(Data items)
————

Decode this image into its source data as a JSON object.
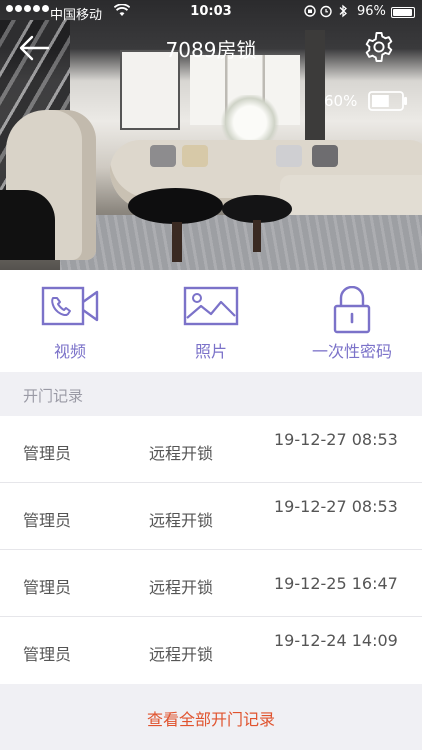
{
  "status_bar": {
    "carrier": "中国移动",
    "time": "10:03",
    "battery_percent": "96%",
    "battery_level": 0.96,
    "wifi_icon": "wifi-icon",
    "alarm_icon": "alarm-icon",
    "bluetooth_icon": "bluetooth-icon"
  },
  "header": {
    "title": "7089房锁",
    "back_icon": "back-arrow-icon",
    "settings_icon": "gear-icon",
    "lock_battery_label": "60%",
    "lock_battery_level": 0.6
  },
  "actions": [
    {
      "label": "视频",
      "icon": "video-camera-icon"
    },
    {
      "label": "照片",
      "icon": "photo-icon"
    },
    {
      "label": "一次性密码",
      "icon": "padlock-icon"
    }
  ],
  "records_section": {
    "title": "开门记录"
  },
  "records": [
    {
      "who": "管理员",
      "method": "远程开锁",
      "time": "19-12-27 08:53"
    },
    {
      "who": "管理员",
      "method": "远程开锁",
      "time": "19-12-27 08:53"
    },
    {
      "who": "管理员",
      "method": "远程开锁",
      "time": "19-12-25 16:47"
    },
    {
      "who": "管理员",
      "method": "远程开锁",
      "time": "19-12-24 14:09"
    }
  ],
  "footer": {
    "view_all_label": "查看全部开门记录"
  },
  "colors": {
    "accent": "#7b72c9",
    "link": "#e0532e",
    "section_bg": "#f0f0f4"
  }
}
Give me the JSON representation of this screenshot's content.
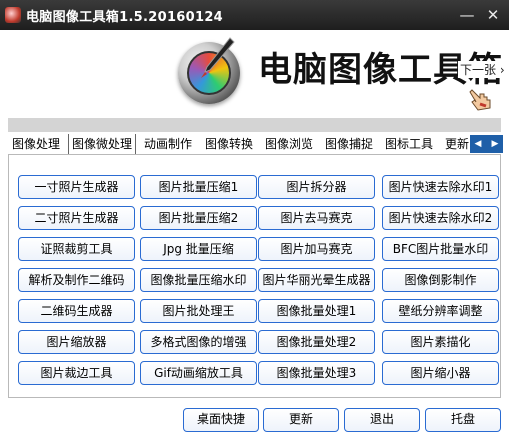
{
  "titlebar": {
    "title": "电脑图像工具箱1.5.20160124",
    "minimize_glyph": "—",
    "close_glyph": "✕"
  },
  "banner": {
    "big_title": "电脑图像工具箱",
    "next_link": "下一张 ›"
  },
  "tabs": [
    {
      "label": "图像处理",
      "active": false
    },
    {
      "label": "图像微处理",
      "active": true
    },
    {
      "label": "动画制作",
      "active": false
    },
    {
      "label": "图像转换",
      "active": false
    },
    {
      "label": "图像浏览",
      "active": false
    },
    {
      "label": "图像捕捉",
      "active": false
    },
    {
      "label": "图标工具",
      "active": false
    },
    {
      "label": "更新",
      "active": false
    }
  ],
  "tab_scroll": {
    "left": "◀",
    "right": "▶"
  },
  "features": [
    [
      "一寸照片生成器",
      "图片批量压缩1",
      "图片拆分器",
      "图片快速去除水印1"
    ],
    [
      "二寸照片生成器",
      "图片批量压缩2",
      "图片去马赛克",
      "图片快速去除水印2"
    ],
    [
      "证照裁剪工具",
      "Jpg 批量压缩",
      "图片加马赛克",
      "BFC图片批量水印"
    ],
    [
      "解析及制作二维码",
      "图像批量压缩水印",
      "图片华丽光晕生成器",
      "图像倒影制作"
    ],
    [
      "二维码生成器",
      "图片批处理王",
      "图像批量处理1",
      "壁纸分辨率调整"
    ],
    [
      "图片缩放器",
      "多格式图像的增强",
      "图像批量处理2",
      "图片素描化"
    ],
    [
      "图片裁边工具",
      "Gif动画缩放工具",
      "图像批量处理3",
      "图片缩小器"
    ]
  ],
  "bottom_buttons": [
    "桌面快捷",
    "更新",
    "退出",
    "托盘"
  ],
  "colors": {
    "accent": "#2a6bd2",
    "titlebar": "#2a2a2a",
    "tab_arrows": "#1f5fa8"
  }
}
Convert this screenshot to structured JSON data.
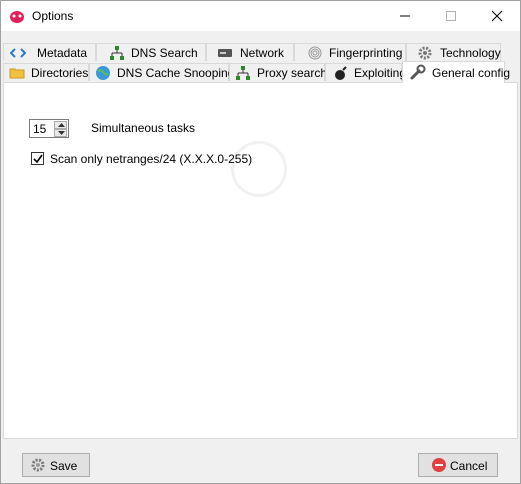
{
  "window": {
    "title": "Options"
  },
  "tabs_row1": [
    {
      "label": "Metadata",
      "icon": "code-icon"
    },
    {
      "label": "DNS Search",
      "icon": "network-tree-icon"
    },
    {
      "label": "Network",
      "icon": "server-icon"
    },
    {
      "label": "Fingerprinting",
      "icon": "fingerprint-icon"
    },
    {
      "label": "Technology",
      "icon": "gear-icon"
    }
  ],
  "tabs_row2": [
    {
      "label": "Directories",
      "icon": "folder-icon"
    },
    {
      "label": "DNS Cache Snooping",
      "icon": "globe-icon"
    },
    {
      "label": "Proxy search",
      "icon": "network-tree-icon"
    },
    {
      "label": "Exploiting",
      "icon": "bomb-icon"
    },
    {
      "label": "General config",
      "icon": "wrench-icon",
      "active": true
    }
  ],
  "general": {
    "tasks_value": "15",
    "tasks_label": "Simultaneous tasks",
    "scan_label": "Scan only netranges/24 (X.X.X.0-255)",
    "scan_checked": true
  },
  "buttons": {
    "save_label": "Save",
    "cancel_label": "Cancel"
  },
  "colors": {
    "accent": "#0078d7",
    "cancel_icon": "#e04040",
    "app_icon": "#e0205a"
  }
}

————

__REQUEST__. Write down only how many lines in the listing contain the word "JSON".

__THE REPLY__. 3